-- RAW DATA --
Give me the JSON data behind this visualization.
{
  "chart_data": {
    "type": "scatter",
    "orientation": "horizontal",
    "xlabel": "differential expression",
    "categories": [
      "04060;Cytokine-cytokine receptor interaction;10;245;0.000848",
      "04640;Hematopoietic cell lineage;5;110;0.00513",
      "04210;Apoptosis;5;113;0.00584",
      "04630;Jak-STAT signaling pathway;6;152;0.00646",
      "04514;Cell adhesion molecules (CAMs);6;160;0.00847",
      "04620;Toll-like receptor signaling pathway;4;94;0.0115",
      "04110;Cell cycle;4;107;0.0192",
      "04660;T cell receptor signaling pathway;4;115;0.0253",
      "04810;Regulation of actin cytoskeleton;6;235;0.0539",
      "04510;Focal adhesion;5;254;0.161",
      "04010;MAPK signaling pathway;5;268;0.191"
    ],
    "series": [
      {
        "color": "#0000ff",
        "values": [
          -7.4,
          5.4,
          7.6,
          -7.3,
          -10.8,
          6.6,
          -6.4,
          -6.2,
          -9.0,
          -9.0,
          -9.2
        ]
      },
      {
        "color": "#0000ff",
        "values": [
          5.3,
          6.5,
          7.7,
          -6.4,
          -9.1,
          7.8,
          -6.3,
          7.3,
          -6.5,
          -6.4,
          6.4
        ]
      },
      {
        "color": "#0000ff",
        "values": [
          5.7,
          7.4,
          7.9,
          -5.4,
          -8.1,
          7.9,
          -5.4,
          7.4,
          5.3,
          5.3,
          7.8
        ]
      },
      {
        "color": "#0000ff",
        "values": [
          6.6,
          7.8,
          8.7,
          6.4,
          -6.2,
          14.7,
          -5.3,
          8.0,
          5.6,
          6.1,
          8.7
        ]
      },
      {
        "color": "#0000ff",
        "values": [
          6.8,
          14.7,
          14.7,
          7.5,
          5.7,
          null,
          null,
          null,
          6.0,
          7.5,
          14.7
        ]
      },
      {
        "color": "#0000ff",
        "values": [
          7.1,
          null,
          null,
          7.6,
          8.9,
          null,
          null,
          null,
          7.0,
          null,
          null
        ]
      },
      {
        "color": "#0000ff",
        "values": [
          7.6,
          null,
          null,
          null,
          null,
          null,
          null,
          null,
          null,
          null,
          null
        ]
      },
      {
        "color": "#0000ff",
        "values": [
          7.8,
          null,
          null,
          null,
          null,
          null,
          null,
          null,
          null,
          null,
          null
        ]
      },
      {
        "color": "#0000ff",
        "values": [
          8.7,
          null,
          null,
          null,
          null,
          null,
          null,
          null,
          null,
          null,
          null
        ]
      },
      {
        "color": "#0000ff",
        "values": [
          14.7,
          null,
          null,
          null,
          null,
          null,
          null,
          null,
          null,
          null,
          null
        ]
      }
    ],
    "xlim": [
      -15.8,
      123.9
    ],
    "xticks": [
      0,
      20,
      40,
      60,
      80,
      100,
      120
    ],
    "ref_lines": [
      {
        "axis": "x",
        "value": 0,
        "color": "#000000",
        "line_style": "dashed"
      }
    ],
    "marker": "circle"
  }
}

-- WHAT YOU NEED TO DO --
Give the listing again, word for word.

-- RESULT BELOW --
Give me the JSON data behind this visualization.
{
  "chart_data": {
    "type": "scatter",
    "orientation": "horizontal",
    "xlabel": "differential expression",
    "categories": [
      "04060;Cytokine-cytokine receptor interaction;10;245;0.000848",
      "04640;Hematopoietic cell lineage;5;110;0.00513",
      "04210;Apoptosis;5;113;0.00584",
      "04630;Jak-STAT signaling pathway;6;152;0.00646",
      "04514;Cell adhesion molecules (CAMs);6;160;0.00847",
      "04620;Toll-like receptor signaling pathway;4;94;0.0115",
      "04110;Cell cycle;4;107;0.0192",
      "04660;T cell receptor signaling pathway;4;115;0.0253",
      "04810;Regulation of actin cytoskeleton;6;235;0.0539",
      "04510;Focal adhesion;5;254;0.161",
      "04010;MAPK signaling pathway;5;268;0.191"
    ],
    "series": [
      {
        "color": "#0000ff",
        "values": [
          -7.4,
          5.4,
          7.6,
          -7.3,
          -10.8,
          6.6,
          -6.4,
          -6.2,
          -9.0,
          -9.0,
          -9.2
        ]
      },
      {
        "color": "#0000ff",
        "values": [
          5.3,
          6.5,
          7.7,
          -6.4,
          -9.1,
          7.8,
          -6.3,
          7.3,
          -6.5,
          -6.4,
          6.4
        ]
      },
      {
        "color": "#0000ff",
        "values": [
          5.7,
          7.4,
          7.9,
          -5.4,
          -8.1,
          7.9,
          -5.4,
          7.4,
          5.3,
          5.3,
          7.8
        ]
      },
      {
        "color": "#0000ff",
        "values": [
          6.6,
          7.8,
          8.7,
          6.4,
          -6.2,
          14.7,
          -5.3,
          8.0,
          5.6,
          6.1,
          8.7
        ]
      },
      {
        "color": "#0000ff",
        "values": [
          6.8,
          14.7,
          14.7,
          7.5,
          5.7,
          null,
          null,
          null,
          6.0,
          7.5,
          14.7
        ]
      },
      {
        "color": "#0000ff",
        "values": [
          7.1,
          null,
          null,
          7.6,
          8.9,
          null,
          null,
          null,
          7.0,
          null,
          null
        ]
      },
      {
        "color": "#0000ff",
        "values": [
          7.6,
          null,
          null,
          null,
          null,
          null,
          null,
          null,
          null,
          null,
          null
        ]
      },
      {
        "color": "#0000ff",
        "values": [
          7.8,
          null,
          null,
          null,
          null,
          null,
          null,
          null,
          null,
          null,
          null
        ]
      },
      {
        "color": "#0000ff",
        "values": [
          8.7,
          null,
          null,
          null,
          null,
          null,
          null,
          null,
          null,
          null,
          null
        ]
      },
      {
        "color": "#0000ff",
        "values": [
          14.7,
          null,
          null,
          null,
          null,
          null,
          null,
          null,
          null,
          null,
          null
        ]
      }
    ],
    "xlim": [
      -15.8,
      123.9
    ],
    "xticks": [
      0,
      20,
      40,
      60,
      80,
      100,
      120
    ],
    "ref_lines": [
      {
        "axis": "x",
        "value": 0,
        "color": "#000000",
        "line_style": "dashed"
      }
    ],
    "marker": "circle"
  }
}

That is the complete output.